* [SET EXERCISE] Return each line that holds the word "Ensure".

* [RECORD EXCERPTS]
# # # # #

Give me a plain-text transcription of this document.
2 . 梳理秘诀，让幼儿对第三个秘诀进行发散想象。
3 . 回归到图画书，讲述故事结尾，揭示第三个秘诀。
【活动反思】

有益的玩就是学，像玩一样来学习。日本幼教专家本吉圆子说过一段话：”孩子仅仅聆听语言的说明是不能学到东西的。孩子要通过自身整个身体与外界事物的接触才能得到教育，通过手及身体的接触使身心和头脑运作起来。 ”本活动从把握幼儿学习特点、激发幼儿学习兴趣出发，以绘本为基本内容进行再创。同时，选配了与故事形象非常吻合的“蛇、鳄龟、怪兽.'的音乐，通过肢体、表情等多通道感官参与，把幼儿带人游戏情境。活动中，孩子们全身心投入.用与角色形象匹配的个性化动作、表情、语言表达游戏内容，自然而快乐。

# # # # #

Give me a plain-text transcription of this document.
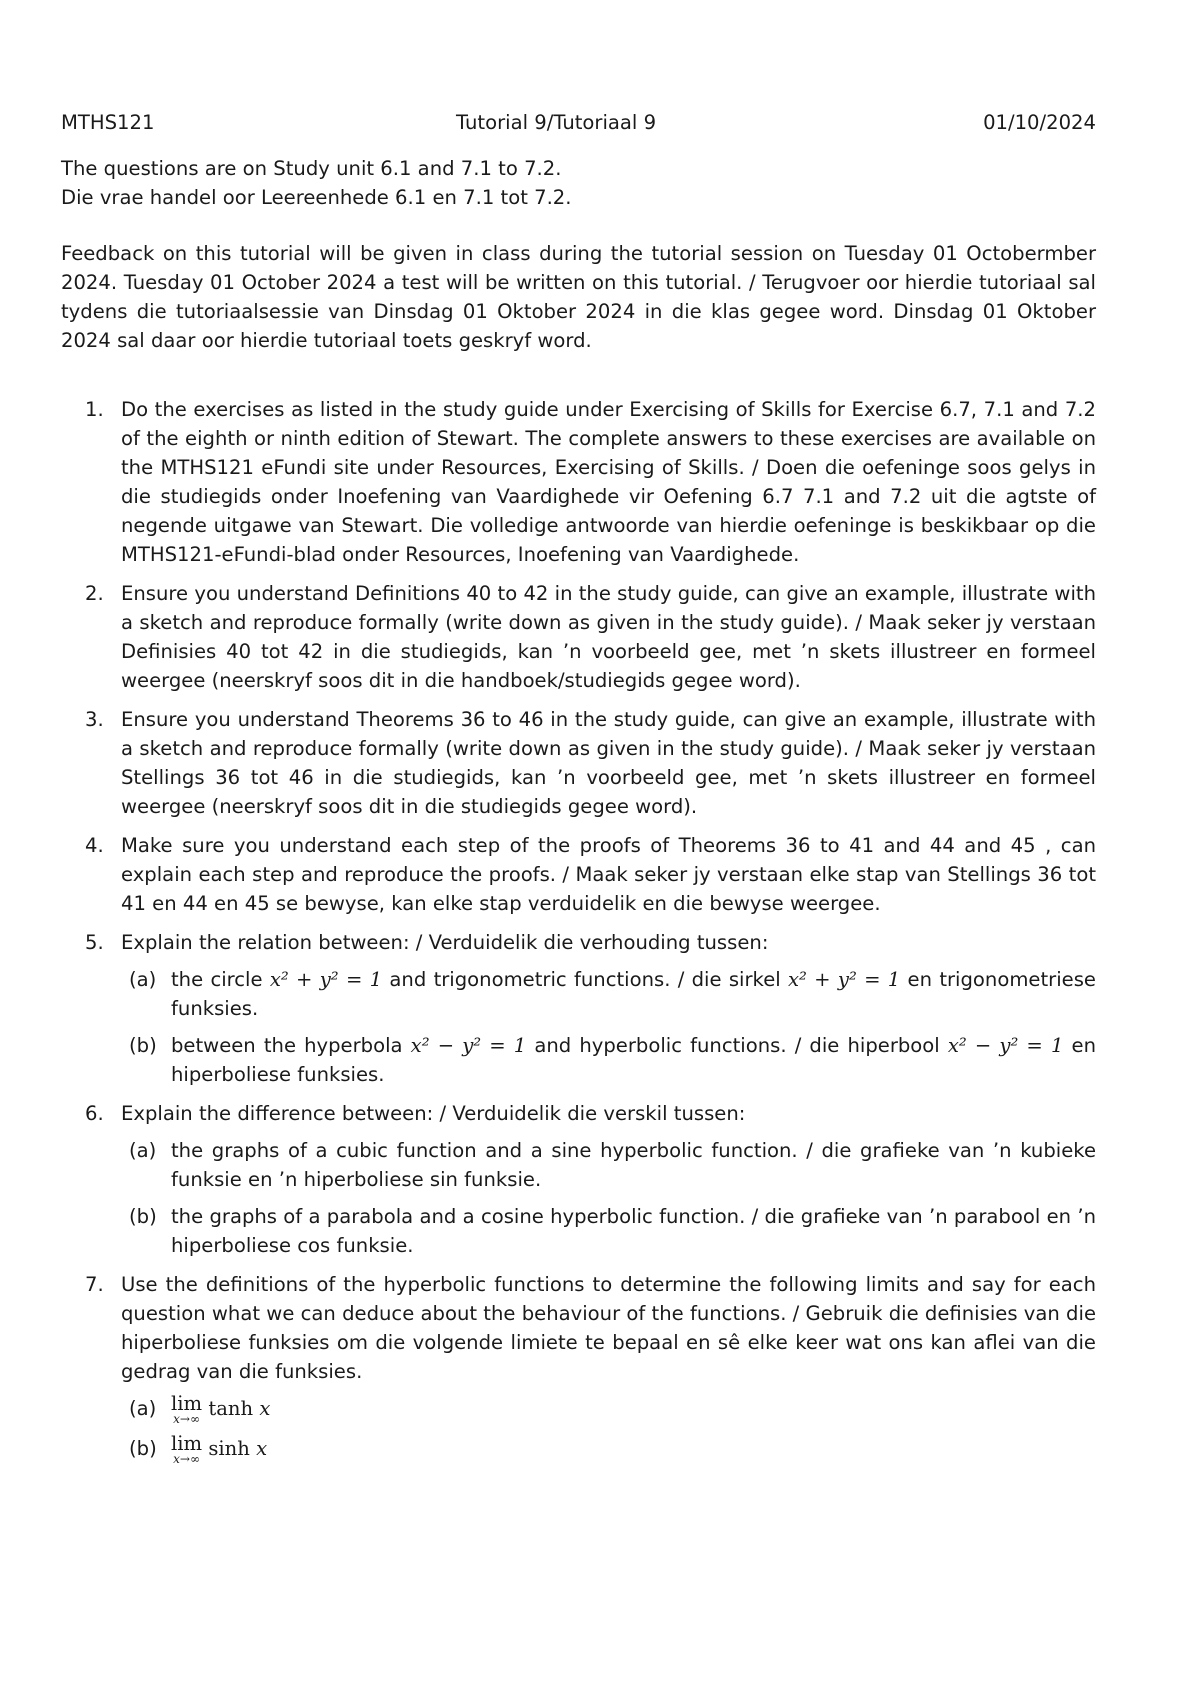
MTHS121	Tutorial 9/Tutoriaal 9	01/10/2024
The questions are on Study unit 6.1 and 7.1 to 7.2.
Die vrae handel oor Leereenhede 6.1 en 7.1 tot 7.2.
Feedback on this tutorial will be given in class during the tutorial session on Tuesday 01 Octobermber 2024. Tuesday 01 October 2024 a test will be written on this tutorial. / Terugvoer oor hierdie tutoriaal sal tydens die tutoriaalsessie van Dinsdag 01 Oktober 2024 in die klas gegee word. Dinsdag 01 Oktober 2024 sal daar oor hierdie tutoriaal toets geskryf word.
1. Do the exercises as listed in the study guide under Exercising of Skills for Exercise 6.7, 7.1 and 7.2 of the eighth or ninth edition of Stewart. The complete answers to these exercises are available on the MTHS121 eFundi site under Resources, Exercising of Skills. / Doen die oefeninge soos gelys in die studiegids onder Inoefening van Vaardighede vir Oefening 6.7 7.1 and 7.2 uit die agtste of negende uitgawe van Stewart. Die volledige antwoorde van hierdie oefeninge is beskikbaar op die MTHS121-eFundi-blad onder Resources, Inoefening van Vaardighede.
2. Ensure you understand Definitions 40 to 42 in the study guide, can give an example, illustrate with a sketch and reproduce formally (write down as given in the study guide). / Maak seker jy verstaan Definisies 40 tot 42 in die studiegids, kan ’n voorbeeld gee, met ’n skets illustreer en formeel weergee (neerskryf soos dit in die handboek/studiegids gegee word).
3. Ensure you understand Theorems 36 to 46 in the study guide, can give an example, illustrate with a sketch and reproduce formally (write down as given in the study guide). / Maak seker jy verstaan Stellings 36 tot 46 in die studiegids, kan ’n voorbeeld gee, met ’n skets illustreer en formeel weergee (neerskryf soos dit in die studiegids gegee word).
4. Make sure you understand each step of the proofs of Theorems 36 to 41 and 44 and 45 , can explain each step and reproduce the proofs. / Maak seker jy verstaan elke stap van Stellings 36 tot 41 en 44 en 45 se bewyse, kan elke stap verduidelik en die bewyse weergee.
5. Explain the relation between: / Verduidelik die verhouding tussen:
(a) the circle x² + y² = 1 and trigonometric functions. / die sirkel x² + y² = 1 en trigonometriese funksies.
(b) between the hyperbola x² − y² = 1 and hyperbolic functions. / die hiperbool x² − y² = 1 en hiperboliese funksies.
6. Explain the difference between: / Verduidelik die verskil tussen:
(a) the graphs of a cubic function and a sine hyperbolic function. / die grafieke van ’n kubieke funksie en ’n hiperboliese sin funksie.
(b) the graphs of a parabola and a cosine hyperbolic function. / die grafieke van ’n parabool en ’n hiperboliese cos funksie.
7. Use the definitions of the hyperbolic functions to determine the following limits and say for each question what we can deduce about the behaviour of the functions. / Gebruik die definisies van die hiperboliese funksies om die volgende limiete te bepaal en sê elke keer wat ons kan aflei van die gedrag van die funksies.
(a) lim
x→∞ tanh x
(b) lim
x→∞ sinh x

# # # # #

* [RESULT FOR THIS EXERCISE]
2. Ensure you understand Definitions 40 to 42 in the study guide, can give an example, illustrate with a sketch and reproduce formally (write down as given in the study guide). / Maak seker jy verstaan Definisies 40 tot 42 in die studiegids, kan ’n voorbeeld gee, met ’n skets illustreer en formeel weergee (neerskryf soos dit in die handboek/studiegids gegee word).
3. Ensure you understand Theorems 36 to 46 in the study guide, can give an example, illustrate with a sketch and reproduce formally (write down as given in the study guide). / Maak seker jy verstaan Stellings 36 tot 46 in die studiegids, kan ’n voorbeeld gee, met ’n skets illustreer en formeel weergee (neerskryf soos dit in die studiegids gegee word).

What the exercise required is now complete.